*To be done:*
Reproduce the listing below character for character; drop every image.

*Records for the task:*
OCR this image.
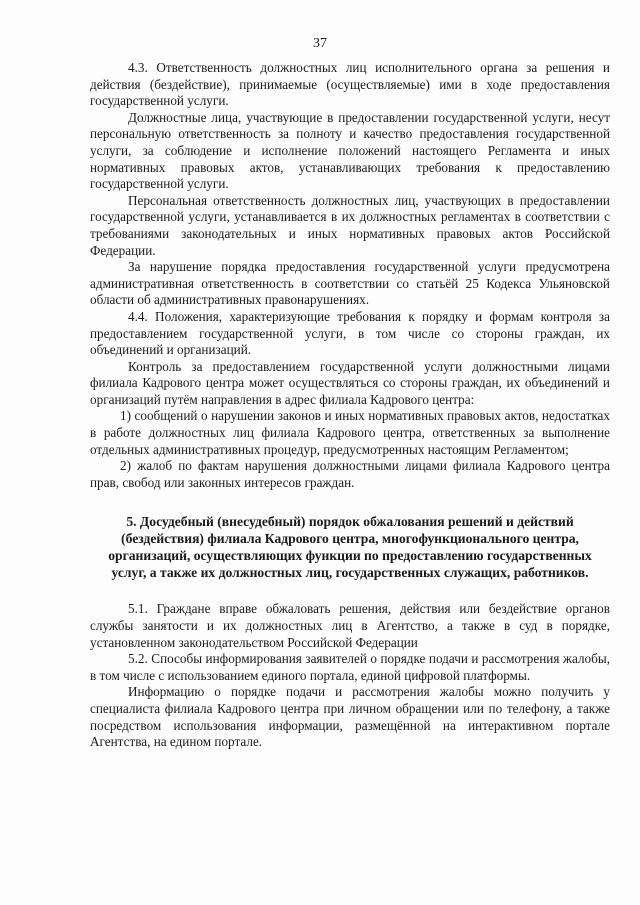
37

4.3. Ответственность должностных лиц исполнительного органа за решения и действия (бездействие), принимаемые (осуществляемые) ими в ходе предоставления государственной услуги.

Должностные лица, участвующие в предоставлении государственной услуги, несут персональную ответственность за полноту и качество предоставления государственной услуги, за соблюдение и исполнение положений настоящего Регламента и иных нормативных правовых актов, устанавливающих требования к предоставлению государственной услуги.

Персональная ответственность должностных лиц, участвующих в предоставлении государственной услуги, устанавливается в их должностных регламентах в соответствии с требованиями законодательных и иных нормативных правовых актов Российской Федерации.

За нарушение порядка предоставления государственной услуги предусмотрена административная ответственность в соответствии со статьёй 25 Кодекса Ульяновской области об административных правонарушениях.

4.4. Положения, характеризующие требования к порядку и формам контроля за предоставлением государственной услуги, в том числе со стороны граждан, их объединений и организаций.

Контроль за предоставлением государственной услуги должностными лицами филиала Кадрового центра может осуществляться со стороны граждан, их объединений и организаций путём направления в адрес филиала Кадрового центра:

1) сообщений о нарушении законов и иных нормативных правовых актов, недостатках в работе должностных лиц филиала Кадрового центра, ответственных за выполнение отдельных административных процедур, предусмотренных настоящим Регламентом;

2) жалоб по фактам нарушения должностными лицами филиала Кадрового центра прав, свобод или законных интересов граждан.

5. Досудебный (внесудебный) порядок обжалования решений и действий (бездействия) филиала Кадрового центра, многофункционального центра, организаций, осуществляющих функции по предоставлению государственных услуг, а также их должностных лиц, государственных служащих, работников.

5.1. Граждане вправе обжаловать решения, действия или бездействие органов службы занятости и их должностных лиц в Агентство, а также в суд в порядке, установленном законодательством Российской Федерации

5.2. Способы информирования заявителей о порядке подачи и рассмотрения жалобы, в том числе с использованием единого портала, единой цифровой платформы.

Информацию о порядке подачи и рассмотрения жалобы можно получить у специалиста филиала Кадрового центра при личном обращении или по телефону, а также посредством использования информации, размещённой на интерактивном портале Агентства, на едином портале.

*Full answer:*
OCR this image.
37

4.3. Ответственность должностных лиц исполнительного органа за решения и действия (бездействие), принимаемые (осуществляемые) ими в ходе предоставления государственной услуги.

Должностные лица, участвующие в предоставлении государственной услуги, несут персональную ответственность за полноту и качество предоставления государственной услуги, за соблюдение и исполнение положений настоящего Регламента и иных нормативных правовых актов, устанавливающих требования к предоставлению государственной услуги.

Персональная ответственность должностных лиц, участвующих в предоставлении государственной услуги, устанавливается в их должностных регламентах в соответствии с требованиями законодательных и иных нормативных правовых актов Российской Федерации.

За нарушение порядка предоставления государственной услуги предусмотрена административная ответственность в соответствии со статьёй 25 Кодекса Ульяновской области об административных правонарушениях.

4.4. Положения, характеризующие требования к порядку и формам контроля за предоставлением государственной услуги, в том числе со стороны граждан, их объединений и организаций.

Контроль за предоставлением государственной услуги должностными лицами филиала Кадрового центра может осуществляться со стороны граждан, их объединений и организаций путём направления в адрес филиала Кадрового центра:

1) сообщений о нарушении законов и иных нормативных правовых актов, недостатках в работе должностных лиц филиала Кадрового центра, ответственных за выполнение отдельных административных процедур, предусмотренных настоящим Регламентом;

2) жалоб по фактам нарушения должностными лицами филиала Кадрового центра прав, свобод или законных интересов граждан.

5. Досудебный (внесудебный) порядок обжалования решений и действий (бездействия) филиала Кадрового центра, многофункционального центра, организаций, осуществляющих функции по предоставлению государственных услуг, а также их должностных лиц, государственных служащих, работников.

5.1. Граждане вправе обжаловать решения, действия или бездействие органов службы занятости и их должностных лиц в Агентство, а также в суд в порядке, установленном законодательством Российской Федерации

5.2. Способы информирования заявителей о порядке подачи и рассмотрения жалобы, в том числе с использованием единого портала, единой цифровой платформы.

Информацию о порядке подачи и рассмотрения жалобы можно получить у специалиста филиала Кадрового центра при личном обращении или по телефону, а также посредством использования информации, размещённой на интерактивном портале Агентства, на едином портале.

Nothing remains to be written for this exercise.